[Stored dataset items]
___
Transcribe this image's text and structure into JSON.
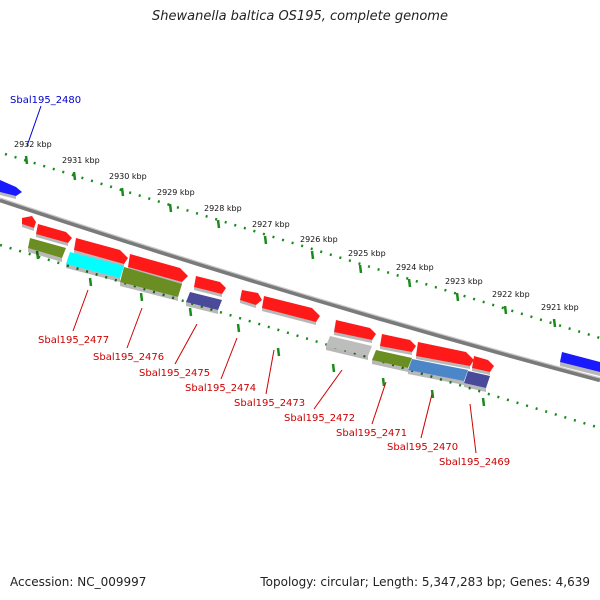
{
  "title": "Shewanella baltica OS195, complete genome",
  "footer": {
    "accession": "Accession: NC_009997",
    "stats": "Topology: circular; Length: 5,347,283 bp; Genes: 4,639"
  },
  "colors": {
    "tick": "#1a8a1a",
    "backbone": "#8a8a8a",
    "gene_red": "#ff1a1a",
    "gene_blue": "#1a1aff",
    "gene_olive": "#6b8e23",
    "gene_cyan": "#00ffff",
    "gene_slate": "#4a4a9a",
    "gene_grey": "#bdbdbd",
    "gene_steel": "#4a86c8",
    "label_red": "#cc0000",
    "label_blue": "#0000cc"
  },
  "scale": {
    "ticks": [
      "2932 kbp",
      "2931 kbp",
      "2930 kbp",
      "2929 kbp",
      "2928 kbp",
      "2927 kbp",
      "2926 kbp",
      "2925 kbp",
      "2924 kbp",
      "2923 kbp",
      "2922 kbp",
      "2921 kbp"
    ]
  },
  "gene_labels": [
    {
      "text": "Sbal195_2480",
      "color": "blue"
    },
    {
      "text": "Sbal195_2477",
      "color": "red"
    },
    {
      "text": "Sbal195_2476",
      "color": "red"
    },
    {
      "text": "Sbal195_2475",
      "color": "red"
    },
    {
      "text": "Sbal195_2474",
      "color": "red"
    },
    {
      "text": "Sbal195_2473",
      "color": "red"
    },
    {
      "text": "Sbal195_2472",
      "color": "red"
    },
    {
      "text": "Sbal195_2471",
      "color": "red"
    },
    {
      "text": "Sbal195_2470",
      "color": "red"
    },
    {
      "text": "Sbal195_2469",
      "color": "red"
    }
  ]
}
___
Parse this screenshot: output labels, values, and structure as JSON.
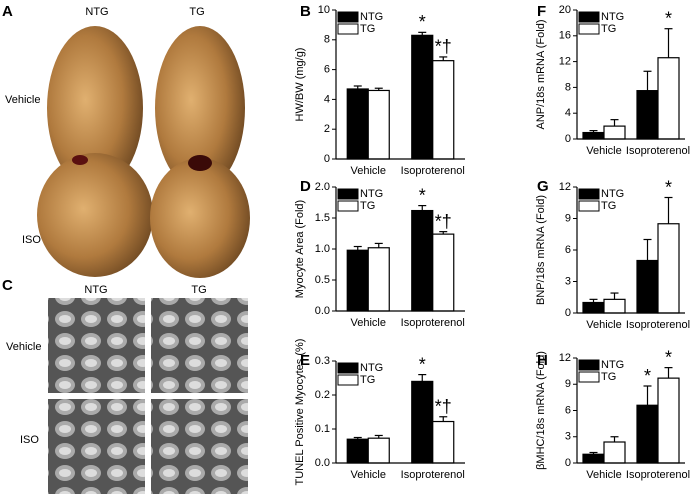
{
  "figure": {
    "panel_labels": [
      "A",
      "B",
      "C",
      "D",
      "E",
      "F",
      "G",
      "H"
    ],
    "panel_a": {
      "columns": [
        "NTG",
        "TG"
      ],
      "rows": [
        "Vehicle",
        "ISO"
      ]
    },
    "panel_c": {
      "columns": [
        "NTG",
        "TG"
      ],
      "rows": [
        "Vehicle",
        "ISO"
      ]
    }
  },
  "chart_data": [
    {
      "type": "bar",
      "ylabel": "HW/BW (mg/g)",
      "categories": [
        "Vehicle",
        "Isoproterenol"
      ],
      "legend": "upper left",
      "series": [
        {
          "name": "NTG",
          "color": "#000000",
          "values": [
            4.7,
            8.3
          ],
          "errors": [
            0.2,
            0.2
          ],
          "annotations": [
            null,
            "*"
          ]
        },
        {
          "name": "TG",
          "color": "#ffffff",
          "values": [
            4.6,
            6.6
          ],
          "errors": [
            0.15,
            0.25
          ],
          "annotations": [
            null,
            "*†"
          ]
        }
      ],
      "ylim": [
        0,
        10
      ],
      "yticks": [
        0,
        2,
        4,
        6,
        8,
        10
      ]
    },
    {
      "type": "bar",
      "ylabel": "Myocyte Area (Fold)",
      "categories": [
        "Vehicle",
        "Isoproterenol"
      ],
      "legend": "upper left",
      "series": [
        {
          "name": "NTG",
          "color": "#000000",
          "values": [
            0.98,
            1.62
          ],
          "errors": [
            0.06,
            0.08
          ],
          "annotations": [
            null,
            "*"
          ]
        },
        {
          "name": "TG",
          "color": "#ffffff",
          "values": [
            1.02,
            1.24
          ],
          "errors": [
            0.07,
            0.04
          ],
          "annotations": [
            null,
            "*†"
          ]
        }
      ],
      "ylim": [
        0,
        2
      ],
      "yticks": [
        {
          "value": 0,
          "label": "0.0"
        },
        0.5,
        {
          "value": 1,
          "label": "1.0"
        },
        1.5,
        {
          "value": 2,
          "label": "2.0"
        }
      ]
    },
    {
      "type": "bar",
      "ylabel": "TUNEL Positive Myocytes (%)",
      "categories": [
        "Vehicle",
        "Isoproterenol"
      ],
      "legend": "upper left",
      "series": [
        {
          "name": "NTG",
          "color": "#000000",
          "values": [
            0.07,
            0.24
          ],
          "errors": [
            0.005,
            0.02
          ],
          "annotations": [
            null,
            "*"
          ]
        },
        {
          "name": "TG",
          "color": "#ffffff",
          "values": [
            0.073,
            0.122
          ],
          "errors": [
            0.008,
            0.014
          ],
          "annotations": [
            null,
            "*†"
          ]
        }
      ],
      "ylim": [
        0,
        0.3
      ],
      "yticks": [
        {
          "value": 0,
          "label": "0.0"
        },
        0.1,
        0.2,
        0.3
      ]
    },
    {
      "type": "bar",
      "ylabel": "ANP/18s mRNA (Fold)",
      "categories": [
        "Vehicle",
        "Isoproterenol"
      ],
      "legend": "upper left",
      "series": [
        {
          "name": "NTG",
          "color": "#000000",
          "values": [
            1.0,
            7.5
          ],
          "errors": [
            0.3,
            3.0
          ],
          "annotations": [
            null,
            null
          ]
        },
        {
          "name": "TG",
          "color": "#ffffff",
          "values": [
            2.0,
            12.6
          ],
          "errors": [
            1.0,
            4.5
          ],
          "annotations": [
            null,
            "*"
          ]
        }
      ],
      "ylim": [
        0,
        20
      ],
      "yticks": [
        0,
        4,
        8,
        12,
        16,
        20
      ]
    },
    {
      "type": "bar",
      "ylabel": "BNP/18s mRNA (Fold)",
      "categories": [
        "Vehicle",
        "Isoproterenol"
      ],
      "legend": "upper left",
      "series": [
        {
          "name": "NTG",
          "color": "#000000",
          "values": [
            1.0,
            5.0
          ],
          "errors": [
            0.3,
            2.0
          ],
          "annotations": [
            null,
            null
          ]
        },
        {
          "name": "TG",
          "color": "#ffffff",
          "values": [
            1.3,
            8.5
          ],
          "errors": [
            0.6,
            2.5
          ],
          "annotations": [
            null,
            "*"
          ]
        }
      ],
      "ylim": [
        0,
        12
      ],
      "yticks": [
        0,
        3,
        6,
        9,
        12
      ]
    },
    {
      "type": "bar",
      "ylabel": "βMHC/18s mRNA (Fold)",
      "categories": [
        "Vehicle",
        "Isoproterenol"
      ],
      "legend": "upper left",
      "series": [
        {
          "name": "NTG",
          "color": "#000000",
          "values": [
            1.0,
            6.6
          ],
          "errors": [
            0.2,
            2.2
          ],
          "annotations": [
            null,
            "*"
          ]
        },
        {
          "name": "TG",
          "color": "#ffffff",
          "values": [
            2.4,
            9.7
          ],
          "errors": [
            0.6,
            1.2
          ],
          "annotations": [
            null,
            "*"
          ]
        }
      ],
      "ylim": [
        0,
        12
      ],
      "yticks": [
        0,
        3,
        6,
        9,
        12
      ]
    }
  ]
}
___
DESCRIPTION OF THE TASK:
Lines of the data above that include the string "this" must each be copied.

EXERCISE SOLUTION:
Transcribe this image's text and structure into JSON.
Parse this screenshot: output labels, values, and structure as JSON.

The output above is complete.